_Texto para leitura_:
******************************

No fundo, não temos uma solução para o social apontada. Podemos acabar gerando instabilidade e, depois, não conseguimos resolver a fonte de financiamento. Não pagar precatórios para isso não é boa ideia. Pois é um problema que vai voltar logo mais, diretamente para o colo de quem estiver no governo em 2023. Isso acaba levando a um situação danosa para os dois lados, social e econômico.
Talvez a gente tenha saído de uma época em que antes era só o social ou só econômico para um imbróglio, no qual é preciso sinalizar uma coisa para o mercado e outra para a população. E essas coisas acabam não sendo consistentes entre si. Não resolvem nem uma coisa nem a outra.
Você diz que não seria tão complicado obter financiamento permanente para o social. O governo deixa de arrecadar, por exemplo, mais de R$ 300 bilhões ao ano em benefícios tributários a empresas. Seria viável tirar algo daí e ajudar o crescimento com o efeito multiplicador local de programas de renda?
MN – Politicamente, tirar recursos daí tem se mostrado difícil. Mas, se temos um problema orçamentário e outro de pobreza, é preciso ser mais eficiente. Ao gastar dinheiro com os mais pobres, de fato é possível ganhar eficiência, tanto na restrição fiscal quanto ao não penalizar a economia, favorecendo os mais pobres com esse efeito multiplicador.
Mas nunca conseguimos chegar nessa etapa do debate, e ficamos nessa espécie de arrebentação. Fontes de financiamento não faltam no Brasil, pois não arrecadamos ou gastamos pouco. Arrecadamos e gastamos mal. A única vantagem de termos todos esses problemas é que temos muito espaço para melhorar.
No caso dos subsídios tributários, não estaríamos tirando dos pobres para dar aos paupérrimos. Um dos problemas do Brasil é que o pobre tende a ser sempre o primeiro da fila do ajuste fiscal. No sentido de que eles não têm nenhuma proteção quando a coisa aperta. No Bolsa Família, além da fila de possíveis novos beneficiários [estimada em mais de 1,2 milhão], temos vários anos sem qualquer reajuste nos benefícios, desde 2018.
Mesmo um novo programa, com o nível de inflação atual, talvez sequer recupere as perdas acumuladas. A verdade é que, nos últimos anos, os pobres estão levando uma goleada.

******************************

_Tarefa 1_:
De acordo com o texto, desde que ano os benefícios do Bolsa Família estão sem reajuste?
_Tarefa 2_:
Liste, na ordem em que aparecem, todos os valores escritos em algarismos no texto.
_Tarefa 3_:
Por favor, transcreva do texto o trecho que vai de "MN – Politicamente, tirar" até "espaço para melhorar.".
Não é preciso consultar a listagem.

(Entradas do conjunto de dados)
******************************

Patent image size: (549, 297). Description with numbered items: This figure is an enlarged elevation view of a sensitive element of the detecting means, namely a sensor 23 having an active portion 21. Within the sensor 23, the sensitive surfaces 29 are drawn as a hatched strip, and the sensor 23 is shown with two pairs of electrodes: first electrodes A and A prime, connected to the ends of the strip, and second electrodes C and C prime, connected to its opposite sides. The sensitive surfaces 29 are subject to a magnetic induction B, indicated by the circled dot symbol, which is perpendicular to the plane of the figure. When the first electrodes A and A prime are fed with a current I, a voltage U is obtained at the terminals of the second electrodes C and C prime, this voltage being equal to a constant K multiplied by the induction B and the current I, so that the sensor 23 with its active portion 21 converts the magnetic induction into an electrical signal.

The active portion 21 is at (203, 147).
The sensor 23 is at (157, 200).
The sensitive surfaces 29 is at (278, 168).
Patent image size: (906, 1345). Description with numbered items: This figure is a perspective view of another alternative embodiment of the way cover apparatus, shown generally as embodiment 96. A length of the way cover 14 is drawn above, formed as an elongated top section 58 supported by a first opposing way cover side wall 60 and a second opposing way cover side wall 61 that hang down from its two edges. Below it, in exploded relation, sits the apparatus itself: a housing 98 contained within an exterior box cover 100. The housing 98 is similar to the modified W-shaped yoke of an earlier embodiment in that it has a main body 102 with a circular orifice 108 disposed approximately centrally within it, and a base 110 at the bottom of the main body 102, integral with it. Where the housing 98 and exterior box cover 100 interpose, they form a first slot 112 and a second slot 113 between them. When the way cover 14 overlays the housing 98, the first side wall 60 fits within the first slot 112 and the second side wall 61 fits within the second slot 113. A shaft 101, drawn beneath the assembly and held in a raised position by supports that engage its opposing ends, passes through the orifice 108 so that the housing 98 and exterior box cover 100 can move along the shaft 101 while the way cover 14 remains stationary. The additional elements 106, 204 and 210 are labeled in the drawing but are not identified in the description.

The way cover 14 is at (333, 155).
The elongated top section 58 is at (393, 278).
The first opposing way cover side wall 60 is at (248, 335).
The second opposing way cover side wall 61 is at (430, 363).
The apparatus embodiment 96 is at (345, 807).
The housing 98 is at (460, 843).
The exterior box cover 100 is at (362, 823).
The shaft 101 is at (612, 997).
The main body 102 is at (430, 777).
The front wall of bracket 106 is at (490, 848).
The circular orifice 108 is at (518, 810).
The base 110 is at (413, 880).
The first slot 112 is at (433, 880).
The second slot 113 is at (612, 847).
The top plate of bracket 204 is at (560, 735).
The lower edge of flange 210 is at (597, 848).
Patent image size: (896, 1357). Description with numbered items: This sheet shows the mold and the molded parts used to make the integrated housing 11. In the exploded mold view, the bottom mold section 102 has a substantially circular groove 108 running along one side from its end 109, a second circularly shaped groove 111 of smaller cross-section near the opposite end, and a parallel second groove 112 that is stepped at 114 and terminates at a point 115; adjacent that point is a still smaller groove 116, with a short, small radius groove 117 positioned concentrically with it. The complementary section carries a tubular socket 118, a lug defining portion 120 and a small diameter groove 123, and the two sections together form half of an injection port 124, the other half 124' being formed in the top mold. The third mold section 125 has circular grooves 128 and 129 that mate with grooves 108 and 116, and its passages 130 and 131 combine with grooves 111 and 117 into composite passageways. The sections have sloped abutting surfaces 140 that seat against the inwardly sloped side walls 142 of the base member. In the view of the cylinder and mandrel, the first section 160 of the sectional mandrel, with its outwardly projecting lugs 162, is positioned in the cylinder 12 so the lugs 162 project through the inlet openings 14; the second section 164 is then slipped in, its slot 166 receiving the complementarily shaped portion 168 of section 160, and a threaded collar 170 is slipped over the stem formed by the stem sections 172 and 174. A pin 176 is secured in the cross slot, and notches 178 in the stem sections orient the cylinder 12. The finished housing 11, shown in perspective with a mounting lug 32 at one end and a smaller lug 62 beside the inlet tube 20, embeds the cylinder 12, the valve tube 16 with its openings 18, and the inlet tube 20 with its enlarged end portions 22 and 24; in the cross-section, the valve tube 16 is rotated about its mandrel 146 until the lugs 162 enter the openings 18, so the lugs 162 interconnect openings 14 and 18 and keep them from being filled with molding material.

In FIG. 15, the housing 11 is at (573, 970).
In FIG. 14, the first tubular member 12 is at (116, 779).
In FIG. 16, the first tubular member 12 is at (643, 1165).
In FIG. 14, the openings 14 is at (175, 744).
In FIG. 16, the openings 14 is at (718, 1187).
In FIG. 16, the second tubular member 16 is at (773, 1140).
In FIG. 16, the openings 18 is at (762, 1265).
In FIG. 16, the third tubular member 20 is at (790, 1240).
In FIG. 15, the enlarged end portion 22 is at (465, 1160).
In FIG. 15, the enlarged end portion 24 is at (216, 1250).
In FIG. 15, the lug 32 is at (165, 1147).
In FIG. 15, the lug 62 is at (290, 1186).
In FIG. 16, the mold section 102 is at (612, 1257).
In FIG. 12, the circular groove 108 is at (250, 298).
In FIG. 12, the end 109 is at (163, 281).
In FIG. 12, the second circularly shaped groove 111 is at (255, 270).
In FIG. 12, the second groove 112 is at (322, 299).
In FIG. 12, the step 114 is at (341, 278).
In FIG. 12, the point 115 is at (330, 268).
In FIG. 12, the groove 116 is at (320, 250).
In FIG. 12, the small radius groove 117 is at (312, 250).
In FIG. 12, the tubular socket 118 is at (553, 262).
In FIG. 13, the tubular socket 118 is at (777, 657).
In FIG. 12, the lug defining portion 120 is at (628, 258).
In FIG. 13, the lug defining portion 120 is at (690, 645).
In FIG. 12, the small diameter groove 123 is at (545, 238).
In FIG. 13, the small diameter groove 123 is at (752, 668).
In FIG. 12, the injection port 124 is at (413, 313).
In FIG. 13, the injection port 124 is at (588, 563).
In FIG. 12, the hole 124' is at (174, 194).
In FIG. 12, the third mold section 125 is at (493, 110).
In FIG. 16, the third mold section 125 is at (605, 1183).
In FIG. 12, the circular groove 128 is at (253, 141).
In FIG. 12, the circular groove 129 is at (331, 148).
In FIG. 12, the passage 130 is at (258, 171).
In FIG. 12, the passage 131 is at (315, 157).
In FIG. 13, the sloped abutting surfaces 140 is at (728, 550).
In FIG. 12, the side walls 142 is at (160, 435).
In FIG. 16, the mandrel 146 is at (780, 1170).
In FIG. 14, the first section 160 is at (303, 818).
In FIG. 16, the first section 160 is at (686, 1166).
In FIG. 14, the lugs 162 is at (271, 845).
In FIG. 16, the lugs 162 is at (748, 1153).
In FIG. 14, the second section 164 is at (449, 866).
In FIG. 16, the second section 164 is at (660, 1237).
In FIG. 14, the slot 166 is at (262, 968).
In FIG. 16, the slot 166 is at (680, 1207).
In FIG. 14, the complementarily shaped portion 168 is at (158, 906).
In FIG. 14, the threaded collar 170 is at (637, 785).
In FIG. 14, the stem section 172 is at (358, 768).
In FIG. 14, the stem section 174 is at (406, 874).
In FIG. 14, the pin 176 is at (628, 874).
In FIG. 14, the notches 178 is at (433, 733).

******************************

_Campo de resposta 1_:
Desde 2018.

_Campo de resposta 2_:
2023; R$ 300 bilhões; 1,2 milhão; 2018

_Campo de resposta 3_:
MN – Politicamente, tirar recursos daí tem se mostrado difícil. Mas, se temos um problema orçamentário e outro de pobreza, é preciso ser mais eficiente. Ao gastar dinheiro com os mais pobres, de fato é possível ganhar eficiência, tanto na restrição fiscal quanto ao não penalizar a economia, favorecendo os mais pobres com esse efeito multiplicador.
Mas nunca conseguimos chegar nessa etapa do debate, e ficamos nessa espécie de arrebentação. Fontes de financiamento não faltam no Brasil, pois não arrecadamos ou gastamos pouco. Arrecadamos e gastamos mal. A única vantagem de termos todos esses problemas é que temos muito espaço para melhorar.